- **Problem requirements**: Scan the material for the word "Liste", and copy each line where it shows up.

- **Provided data**:
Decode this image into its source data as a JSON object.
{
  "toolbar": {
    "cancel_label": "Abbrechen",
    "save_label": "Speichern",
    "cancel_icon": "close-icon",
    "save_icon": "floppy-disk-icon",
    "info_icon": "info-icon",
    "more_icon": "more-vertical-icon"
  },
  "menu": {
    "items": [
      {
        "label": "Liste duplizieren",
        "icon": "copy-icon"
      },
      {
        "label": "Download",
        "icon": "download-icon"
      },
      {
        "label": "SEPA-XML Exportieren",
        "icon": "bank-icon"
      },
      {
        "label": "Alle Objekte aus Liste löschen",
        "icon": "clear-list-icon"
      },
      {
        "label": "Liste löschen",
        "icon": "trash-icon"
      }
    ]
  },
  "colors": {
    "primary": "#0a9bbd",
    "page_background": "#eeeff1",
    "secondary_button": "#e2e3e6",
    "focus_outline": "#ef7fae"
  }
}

- **Finished task**:
        "label": "Liste duplizieren",
        "label": "Alle Objekte aus Liste löschen",
        "label": "Liste löschen",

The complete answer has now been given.